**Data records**
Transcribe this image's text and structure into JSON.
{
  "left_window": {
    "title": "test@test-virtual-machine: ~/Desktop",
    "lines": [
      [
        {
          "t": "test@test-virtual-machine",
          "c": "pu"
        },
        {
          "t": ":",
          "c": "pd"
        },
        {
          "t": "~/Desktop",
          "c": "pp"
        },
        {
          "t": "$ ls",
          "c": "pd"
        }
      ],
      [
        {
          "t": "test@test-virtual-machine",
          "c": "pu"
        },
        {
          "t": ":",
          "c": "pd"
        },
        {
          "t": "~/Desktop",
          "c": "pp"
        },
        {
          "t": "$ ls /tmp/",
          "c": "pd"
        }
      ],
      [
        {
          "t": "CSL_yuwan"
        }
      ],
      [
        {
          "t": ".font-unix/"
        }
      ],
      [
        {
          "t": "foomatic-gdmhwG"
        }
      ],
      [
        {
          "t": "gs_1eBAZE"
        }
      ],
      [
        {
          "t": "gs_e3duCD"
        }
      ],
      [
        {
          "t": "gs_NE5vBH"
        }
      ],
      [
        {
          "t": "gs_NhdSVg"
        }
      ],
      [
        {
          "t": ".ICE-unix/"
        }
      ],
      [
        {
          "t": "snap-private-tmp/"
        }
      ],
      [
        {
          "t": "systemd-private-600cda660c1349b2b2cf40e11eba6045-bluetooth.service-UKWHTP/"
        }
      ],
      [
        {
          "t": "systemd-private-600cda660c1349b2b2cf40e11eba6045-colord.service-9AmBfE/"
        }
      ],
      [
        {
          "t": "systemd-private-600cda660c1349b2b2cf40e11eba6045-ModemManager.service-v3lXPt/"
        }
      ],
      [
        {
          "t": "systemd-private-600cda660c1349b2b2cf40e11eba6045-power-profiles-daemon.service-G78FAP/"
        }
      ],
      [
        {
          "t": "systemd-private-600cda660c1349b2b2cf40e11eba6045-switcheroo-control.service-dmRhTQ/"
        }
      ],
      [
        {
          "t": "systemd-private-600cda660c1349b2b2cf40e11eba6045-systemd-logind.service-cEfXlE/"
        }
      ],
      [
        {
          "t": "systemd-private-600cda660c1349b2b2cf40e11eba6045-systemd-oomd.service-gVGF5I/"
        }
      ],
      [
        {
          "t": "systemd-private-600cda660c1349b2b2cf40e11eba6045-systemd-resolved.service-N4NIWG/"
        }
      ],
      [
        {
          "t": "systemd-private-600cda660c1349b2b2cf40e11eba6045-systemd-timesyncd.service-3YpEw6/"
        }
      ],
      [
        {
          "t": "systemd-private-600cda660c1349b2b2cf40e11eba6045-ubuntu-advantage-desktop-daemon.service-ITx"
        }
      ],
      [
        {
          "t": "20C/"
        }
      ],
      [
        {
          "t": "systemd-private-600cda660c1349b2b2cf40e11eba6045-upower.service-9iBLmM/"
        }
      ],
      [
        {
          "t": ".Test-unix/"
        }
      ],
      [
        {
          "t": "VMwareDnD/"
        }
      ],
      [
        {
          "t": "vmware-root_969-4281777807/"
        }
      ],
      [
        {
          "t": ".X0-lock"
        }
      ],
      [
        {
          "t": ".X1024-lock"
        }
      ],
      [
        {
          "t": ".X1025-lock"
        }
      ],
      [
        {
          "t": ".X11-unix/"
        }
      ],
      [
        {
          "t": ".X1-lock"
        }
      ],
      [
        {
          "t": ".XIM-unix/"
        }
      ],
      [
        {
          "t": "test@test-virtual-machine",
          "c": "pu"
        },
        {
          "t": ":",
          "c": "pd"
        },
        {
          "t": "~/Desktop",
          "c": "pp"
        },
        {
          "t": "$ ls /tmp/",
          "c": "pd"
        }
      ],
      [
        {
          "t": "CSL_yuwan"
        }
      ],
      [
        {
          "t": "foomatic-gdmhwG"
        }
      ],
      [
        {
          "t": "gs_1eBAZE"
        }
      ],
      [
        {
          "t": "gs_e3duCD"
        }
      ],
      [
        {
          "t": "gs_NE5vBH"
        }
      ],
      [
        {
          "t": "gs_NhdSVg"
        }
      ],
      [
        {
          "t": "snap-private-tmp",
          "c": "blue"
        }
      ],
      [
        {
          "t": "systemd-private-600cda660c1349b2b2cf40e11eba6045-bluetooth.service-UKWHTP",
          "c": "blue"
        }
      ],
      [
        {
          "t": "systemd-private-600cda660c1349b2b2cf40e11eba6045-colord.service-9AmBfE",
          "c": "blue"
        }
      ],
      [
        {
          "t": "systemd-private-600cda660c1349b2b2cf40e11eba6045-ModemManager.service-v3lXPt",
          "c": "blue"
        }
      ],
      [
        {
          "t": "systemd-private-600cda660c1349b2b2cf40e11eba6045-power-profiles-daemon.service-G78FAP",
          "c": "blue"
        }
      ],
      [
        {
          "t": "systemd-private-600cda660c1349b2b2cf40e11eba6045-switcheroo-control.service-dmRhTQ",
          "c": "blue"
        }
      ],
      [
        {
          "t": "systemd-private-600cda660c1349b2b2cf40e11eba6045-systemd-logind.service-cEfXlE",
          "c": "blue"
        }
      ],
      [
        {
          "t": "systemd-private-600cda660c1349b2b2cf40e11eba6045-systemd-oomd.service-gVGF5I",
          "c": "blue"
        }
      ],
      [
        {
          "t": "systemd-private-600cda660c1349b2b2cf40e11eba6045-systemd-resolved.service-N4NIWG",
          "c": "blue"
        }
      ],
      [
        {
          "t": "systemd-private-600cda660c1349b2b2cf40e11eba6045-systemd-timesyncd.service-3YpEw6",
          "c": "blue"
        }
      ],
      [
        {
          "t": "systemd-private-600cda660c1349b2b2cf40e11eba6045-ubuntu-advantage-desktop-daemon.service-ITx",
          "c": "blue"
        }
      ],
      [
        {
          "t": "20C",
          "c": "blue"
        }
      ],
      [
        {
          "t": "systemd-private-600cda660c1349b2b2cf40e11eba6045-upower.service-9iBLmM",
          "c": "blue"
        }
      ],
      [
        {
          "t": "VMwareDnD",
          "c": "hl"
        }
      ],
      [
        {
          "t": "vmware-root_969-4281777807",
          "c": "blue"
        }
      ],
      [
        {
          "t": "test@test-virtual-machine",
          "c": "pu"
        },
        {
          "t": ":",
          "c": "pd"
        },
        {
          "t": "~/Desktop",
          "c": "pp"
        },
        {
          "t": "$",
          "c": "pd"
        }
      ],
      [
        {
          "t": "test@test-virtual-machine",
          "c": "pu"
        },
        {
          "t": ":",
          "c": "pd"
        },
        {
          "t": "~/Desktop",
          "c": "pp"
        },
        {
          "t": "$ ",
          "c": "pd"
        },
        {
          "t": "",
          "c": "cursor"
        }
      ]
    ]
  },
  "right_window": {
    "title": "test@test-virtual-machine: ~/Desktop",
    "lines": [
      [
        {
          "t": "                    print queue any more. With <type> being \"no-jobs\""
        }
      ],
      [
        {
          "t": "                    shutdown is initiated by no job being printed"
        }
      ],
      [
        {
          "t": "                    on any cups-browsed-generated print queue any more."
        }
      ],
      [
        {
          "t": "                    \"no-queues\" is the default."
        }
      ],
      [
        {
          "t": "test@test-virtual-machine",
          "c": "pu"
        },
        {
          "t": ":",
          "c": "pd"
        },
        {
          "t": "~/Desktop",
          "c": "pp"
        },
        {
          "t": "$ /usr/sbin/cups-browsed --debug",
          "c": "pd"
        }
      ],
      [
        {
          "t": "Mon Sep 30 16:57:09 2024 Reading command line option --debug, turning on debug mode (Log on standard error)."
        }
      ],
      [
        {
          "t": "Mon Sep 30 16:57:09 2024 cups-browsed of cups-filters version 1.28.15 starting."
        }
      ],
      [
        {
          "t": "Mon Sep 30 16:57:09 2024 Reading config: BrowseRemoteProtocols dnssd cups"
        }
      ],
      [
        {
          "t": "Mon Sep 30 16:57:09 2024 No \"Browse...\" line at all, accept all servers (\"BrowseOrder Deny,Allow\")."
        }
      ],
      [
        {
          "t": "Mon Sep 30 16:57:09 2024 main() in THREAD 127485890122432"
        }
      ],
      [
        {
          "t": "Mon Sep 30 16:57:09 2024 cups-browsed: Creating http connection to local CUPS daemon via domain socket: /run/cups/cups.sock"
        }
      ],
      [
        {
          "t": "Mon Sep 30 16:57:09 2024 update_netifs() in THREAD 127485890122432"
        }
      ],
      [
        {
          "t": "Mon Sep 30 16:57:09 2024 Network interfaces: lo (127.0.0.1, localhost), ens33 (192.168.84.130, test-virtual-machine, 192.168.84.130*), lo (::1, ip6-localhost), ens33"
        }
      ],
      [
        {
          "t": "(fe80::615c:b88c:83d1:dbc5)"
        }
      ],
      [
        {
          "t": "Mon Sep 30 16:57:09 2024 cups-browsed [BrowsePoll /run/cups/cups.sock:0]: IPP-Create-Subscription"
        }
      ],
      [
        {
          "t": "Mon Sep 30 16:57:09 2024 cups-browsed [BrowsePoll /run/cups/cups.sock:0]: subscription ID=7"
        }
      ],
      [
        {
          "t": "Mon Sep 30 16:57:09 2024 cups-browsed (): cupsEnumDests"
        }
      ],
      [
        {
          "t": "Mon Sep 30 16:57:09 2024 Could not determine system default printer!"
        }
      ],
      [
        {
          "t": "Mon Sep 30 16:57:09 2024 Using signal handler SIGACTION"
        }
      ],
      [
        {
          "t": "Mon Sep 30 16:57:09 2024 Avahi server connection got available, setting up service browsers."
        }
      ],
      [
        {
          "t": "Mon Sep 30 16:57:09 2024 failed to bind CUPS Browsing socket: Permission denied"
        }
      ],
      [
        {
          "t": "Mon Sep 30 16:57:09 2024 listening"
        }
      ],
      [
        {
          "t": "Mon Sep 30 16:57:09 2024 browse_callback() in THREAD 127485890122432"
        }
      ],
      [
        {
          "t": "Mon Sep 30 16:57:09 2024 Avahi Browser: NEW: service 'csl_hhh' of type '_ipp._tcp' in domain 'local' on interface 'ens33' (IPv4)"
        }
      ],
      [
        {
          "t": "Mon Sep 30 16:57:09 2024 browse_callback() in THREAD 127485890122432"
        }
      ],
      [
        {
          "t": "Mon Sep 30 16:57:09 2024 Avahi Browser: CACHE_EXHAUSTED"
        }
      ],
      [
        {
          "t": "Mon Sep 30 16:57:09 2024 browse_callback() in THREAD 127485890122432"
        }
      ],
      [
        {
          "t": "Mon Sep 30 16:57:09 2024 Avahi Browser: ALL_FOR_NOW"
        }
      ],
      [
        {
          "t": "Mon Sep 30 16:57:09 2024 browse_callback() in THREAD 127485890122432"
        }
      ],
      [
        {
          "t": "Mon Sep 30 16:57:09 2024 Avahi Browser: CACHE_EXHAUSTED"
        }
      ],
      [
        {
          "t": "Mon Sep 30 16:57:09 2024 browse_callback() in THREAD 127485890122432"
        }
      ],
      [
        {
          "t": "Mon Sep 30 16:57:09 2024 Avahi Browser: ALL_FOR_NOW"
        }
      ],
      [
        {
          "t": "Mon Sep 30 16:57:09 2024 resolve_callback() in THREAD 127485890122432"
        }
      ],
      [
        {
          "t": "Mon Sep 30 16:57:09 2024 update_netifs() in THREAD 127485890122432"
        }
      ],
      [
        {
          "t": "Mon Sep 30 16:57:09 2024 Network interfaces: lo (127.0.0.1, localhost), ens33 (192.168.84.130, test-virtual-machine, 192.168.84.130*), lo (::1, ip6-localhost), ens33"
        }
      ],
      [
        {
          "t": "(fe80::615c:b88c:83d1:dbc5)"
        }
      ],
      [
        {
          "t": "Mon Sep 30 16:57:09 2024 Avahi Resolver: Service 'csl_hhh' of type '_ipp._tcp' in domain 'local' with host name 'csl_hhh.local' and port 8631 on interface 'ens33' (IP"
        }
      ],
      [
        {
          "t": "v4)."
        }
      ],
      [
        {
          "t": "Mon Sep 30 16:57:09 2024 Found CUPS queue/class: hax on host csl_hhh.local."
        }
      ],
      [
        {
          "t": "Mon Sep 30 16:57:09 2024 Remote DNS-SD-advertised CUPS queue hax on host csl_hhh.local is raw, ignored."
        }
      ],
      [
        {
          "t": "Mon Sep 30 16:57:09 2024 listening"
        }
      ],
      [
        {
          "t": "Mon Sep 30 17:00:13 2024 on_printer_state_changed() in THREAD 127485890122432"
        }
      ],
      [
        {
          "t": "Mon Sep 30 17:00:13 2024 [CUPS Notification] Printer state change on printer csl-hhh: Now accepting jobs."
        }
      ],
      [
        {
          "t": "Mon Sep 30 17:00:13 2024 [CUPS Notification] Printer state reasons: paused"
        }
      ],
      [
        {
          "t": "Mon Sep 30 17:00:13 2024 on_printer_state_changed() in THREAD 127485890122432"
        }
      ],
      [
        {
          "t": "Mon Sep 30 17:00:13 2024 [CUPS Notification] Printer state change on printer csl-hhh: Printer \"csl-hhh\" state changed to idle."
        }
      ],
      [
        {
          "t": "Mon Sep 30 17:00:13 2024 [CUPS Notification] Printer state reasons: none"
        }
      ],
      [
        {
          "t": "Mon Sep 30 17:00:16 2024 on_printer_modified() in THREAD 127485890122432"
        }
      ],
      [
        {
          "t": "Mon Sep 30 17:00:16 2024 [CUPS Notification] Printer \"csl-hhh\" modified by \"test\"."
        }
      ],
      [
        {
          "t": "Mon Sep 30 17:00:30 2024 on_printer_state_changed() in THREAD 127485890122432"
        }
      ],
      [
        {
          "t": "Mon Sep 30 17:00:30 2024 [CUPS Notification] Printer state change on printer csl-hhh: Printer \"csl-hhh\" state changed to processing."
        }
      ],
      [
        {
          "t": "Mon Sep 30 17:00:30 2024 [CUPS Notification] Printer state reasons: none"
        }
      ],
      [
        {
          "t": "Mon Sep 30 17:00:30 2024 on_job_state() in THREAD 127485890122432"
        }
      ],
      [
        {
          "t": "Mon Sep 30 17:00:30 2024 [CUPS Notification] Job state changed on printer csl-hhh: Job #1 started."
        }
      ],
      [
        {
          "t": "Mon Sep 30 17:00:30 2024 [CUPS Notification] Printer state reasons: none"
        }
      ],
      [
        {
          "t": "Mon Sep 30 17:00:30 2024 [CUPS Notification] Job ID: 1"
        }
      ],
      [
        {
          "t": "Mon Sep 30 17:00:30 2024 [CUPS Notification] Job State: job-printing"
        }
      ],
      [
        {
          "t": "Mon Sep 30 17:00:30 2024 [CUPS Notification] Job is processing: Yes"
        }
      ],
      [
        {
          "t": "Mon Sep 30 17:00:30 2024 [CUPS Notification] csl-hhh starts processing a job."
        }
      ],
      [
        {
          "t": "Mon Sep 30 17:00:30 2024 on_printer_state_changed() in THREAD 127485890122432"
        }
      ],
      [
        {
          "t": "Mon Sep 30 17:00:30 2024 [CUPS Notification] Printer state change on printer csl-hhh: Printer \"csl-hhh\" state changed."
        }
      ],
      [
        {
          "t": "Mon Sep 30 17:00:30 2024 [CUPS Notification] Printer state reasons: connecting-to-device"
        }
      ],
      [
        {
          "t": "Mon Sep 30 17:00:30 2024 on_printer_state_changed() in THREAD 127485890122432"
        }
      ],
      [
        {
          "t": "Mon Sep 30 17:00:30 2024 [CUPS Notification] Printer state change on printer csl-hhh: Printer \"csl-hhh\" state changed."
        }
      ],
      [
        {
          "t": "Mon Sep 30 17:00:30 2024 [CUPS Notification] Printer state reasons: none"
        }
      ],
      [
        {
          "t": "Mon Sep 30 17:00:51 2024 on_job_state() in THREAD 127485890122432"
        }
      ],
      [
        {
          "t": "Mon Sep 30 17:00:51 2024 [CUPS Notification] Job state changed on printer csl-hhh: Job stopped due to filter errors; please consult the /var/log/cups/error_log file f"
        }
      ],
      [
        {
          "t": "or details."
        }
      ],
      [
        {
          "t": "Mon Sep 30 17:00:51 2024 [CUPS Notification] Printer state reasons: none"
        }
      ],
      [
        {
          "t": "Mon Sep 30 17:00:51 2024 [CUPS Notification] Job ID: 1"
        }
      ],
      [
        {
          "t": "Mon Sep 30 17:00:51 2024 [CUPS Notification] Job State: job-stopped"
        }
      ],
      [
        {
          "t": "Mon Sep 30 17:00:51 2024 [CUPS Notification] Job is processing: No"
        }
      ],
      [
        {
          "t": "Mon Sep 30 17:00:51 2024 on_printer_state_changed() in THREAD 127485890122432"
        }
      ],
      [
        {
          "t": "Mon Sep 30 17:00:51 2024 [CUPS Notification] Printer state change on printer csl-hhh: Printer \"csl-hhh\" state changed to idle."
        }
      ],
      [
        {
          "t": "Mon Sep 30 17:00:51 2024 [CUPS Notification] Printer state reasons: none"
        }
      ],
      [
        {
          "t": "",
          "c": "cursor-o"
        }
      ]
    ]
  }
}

**Goal**
Out of the material above, select every line that holds the string "unix".

**Written answer**
          "t": ".font-unix/"
          "t": ".ICE-unix/"
          "t": ".Test-unix/"
          "t": ".X11-unix/"
          "t": ".XIM-unix/"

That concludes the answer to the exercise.